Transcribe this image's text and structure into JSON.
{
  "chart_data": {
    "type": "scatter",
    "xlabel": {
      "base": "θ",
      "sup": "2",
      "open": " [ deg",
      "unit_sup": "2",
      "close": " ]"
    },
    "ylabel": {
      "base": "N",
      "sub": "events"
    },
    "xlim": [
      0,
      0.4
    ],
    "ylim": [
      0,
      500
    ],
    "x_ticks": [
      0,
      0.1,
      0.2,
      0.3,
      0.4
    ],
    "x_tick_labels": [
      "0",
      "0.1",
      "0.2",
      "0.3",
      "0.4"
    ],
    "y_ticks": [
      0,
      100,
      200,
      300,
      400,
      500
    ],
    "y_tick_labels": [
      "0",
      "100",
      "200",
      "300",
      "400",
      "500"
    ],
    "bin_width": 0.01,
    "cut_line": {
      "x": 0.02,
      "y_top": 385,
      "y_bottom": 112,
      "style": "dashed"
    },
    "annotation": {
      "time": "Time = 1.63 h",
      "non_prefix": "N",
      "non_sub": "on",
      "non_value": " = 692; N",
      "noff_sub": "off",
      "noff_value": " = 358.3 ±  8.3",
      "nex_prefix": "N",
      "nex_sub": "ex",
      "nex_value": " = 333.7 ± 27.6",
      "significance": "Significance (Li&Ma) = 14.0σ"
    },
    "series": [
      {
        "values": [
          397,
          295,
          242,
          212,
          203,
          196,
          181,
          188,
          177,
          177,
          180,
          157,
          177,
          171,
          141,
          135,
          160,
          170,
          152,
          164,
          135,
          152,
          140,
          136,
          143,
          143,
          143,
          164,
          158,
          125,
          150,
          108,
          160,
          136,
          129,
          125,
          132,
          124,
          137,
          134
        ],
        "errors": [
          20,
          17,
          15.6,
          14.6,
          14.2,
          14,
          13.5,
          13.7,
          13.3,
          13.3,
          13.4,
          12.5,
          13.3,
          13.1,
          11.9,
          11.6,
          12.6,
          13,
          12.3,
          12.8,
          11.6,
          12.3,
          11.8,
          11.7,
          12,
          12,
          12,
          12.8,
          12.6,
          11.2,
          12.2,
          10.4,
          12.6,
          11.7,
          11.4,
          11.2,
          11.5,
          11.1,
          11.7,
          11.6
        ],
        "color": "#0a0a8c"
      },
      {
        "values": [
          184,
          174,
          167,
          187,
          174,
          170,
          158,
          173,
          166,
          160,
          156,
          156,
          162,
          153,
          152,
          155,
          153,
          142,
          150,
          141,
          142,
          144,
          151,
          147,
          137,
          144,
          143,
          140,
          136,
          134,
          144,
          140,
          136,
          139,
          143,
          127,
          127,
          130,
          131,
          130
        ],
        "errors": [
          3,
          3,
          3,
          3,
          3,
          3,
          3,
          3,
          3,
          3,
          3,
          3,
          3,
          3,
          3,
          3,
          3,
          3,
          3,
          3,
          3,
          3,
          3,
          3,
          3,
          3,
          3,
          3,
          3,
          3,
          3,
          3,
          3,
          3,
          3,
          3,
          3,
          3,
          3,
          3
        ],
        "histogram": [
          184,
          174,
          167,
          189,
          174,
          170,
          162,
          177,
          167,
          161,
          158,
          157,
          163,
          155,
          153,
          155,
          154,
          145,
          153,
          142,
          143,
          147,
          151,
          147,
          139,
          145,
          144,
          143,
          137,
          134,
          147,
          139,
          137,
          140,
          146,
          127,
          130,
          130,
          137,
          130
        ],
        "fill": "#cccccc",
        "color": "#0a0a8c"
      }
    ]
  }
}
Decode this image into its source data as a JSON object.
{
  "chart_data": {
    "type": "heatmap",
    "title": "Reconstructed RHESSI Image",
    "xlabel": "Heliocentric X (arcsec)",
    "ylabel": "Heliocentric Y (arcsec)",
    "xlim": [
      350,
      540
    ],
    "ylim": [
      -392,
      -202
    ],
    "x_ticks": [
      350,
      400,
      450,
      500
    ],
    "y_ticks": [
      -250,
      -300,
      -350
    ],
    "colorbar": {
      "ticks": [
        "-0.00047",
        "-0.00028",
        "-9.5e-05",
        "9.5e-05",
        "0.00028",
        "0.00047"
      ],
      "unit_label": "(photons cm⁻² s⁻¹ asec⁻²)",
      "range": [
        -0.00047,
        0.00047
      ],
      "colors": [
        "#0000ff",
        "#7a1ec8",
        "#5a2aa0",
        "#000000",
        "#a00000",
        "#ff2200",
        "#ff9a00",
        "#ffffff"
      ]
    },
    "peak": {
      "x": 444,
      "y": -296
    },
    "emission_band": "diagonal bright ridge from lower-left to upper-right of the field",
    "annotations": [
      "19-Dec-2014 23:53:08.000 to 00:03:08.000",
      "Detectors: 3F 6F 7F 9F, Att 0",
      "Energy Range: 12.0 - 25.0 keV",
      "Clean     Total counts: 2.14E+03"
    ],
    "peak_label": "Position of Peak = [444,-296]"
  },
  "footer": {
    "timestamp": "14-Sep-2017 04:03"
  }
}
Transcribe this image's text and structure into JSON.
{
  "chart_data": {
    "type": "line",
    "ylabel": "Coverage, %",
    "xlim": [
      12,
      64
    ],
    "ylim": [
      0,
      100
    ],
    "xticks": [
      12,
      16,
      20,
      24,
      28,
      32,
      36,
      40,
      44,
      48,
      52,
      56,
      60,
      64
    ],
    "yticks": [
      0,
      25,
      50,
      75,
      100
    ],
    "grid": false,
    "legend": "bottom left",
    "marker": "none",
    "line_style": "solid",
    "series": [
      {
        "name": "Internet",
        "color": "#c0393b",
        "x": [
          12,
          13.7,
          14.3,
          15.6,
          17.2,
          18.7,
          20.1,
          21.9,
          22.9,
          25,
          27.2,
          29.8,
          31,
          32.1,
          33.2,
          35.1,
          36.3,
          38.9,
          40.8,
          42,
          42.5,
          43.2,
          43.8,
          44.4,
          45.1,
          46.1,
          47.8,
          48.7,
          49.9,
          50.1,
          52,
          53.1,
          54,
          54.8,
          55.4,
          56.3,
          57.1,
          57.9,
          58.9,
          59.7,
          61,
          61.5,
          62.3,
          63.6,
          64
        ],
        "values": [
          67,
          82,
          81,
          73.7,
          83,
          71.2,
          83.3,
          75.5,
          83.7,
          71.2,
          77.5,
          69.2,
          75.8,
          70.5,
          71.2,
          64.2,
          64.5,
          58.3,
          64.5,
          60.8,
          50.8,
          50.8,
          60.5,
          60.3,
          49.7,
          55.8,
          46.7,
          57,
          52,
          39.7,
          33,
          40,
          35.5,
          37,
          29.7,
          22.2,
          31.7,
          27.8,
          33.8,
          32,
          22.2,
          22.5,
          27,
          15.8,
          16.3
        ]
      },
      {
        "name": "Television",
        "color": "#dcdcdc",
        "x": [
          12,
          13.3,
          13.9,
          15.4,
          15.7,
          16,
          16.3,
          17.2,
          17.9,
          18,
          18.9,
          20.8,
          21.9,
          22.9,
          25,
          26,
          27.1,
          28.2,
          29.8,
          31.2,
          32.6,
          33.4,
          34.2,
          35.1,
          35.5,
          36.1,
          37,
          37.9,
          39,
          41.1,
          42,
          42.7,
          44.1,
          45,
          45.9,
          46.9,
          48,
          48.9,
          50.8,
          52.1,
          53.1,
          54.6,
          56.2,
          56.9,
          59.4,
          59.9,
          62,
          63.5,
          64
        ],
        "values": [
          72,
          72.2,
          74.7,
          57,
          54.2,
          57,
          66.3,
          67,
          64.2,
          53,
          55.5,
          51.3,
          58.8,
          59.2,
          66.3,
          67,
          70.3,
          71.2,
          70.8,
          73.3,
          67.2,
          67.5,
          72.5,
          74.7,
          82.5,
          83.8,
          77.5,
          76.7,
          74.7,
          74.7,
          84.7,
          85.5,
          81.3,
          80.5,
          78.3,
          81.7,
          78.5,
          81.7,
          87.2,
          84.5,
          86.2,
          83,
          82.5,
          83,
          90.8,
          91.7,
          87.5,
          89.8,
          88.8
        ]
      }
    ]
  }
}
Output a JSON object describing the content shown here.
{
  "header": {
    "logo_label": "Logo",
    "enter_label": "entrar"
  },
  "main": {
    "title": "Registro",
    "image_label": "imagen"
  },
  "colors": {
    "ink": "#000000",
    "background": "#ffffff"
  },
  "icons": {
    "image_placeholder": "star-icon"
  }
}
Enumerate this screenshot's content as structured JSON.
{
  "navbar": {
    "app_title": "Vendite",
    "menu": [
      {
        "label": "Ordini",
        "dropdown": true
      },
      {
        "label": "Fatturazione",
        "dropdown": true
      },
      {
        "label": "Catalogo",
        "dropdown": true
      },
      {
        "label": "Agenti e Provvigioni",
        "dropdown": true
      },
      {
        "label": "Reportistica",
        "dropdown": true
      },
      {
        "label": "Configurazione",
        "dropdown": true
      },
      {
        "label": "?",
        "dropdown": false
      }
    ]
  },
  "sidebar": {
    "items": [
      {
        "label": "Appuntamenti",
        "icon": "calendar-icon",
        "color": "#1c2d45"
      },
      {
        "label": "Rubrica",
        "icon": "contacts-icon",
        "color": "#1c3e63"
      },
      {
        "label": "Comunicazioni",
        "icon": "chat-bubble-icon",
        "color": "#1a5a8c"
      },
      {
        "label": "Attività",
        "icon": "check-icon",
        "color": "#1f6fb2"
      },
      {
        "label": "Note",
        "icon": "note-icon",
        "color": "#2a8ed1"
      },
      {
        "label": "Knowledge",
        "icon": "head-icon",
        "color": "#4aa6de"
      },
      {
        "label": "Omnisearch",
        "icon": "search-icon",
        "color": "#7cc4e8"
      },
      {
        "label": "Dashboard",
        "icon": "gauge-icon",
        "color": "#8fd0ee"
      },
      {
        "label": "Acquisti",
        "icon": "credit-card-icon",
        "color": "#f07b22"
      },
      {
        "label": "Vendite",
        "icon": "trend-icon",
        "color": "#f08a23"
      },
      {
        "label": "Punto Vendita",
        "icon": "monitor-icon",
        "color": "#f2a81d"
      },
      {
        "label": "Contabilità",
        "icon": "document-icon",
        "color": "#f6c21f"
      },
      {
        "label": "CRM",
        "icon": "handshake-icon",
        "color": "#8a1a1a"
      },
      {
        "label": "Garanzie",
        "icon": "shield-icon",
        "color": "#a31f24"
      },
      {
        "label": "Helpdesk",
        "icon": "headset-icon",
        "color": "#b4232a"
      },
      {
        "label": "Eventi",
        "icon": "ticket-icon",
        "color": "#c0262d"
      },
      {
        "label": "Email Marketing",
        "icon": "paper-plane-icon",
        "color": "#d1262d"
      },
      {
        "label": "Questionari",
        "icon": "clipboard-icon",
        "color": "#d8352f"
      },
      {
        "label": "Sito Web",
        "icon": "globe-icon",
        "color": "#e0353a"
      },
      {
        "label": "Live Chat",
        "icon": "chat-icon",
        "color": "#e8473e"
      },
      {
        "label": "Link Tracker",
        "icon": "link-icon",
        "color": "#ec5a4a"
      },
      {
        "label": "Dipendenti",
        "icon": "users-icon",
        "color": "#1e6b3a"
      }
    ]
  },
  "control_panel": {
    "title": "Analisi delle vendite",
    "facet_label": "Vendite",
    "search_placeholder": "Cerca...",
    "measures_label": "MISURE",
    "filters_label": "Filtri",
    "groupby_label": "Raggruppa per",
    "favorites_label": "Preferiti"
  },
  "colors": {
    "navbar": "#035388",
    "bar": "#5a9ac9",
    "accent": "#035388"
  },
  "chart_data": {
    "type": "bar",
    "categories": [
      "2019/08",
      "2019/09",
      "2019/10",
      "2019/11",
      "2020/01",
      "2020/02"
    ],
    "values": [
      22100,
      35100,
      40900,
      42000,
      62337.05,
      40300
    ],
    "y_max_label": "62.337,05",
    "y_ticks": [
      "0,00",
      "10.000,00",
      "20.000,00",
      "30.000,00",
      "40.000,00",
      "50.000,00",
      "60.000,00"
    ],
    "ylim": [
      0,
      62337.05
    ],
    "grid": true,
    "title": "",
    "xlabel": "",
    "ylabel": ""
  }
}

------------------------------------------------

**Exercise brief**
Pick out each line above that includes "object" and show it.

**Solution for this task**
Decode this image into its source data as a JSON object.
Output a JSON object describing the content shown here.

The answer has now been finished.